* BEGIN *

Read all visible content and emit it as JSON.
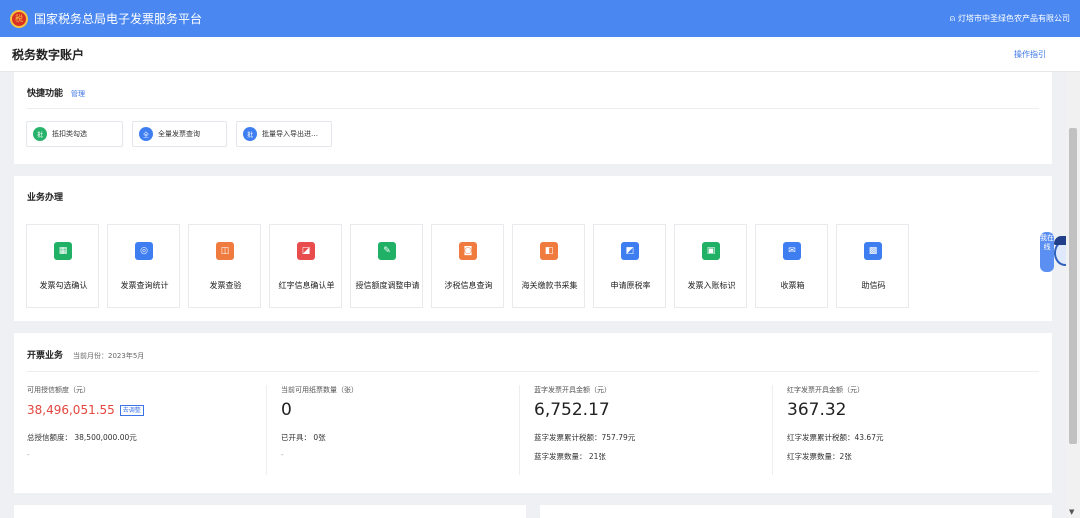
{
  "app": {
    "emblem_text": "税",
    "title": "国家税务总局电子发票服务平台",
    "user_icon": "person-icon",
    "user_glyph": "⍝",
    "company": "灯塔市中圣绿色农产品有限公司"
  },
  "subheader": {
    "title": "税务数字账户",
    "guide": "操作指引"
  },
  "quick": {
    "title": "快捷功能",
    "manage": "管理",
    "chips": [
      {
        "icon_text": "批",
        "label": "抵扣类勾选",
        "color": "#27b36b"
      },
      {
        "icon_text": "全",
        "label": "全量发票查询",
        "color": "#3f7ef0"
      },
      {
        "icon_text": "批",
        "label": "批量导入导出进…",
        "color": "#3f7ef0"
      }
    ]
  },
  "business": {
    "title": "业务办理",
    "tiles": [
      {
        "label": "发票勾选确认",
        "color": "#20b167",
        "glyph": "▦"
      },
      {
        "label": "发票查询统计",
        "color": "#3f7ef0",
        "glyph": "◎"
      },
      {
        "label": "发票查验",
        "color": "#f07b3f",
        "glyph": "◫"
      },
      {
        "label": "红字信息确认单",
        "color": "#e84c4c",
        "glyph": "◪"
      },
      {
        "label": "授信额度调整申请",
        "color": "#20b167",
        "glyph": "✎"
      },
      {
        "label": "涉税信息查询",
        "color": "#f07b3f",
        "glyph": "◙"
      },
      {
        "label": "海关缴款书采集",
        "color": "#f07b3f",
        "glyph": "◧"
      },
      {
        "label": "申请原税率",
        "color": "#3f7ef0",
        "glyph": "◩"
      },
      {
        "label": "发票入账标识",
        "color": "#20b167",
        "glyph": "▣"
      },
      {
        "label": "收票箱",
        "color": "#3f7ef0",
        "glyph": "✉"
      },
      {
        "label": "助信码",
        "color": "#3f7ef0",
        "glyph": "▩"
      }
    ]
  },
  "billing": {
    "title": "开票业务",
    "month": "当前月份：2023年5月",
    "available_credit_label": "可用授信额度（元）",
    "available_credit": "38,496,051.55",
    "adjust": "去调整",
    "total_credit": "总授信额度：  38,500,000.00元",
    "dash1": "-",
    "paper_label": "当前可用纸票数量（张）",
    "paper_count": "0",
    "issued": "已开具：  0张",
    "dash2": "-",
    "blue_label": "蓝字发票开具金额（元）",
    "blue_amount": "6,752.17",
    "blue_tax": "蓝字发票累计税额：757.79元",
    "blue_count": "蓝字发票数量：  21张",
    "red_label": "红字发票开具金额（元）",
    "red_amount": "367.32",
    "red_tax": "红字发票累计税额：43.67元",
    "red_count": "红字发票数量：2张"
  },
  "assistant": {
    "bubble": "我在线"
  }
}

* END *

Problem details
Check each line of the records for "title" and copy the ones that contain it.

Final result
    "title": "国家税务总局电子发票服务平台",
    "title": "税务数字账户",
    "title": "快捷功能",
    "title": "业务办理",
    "title": "开票业务",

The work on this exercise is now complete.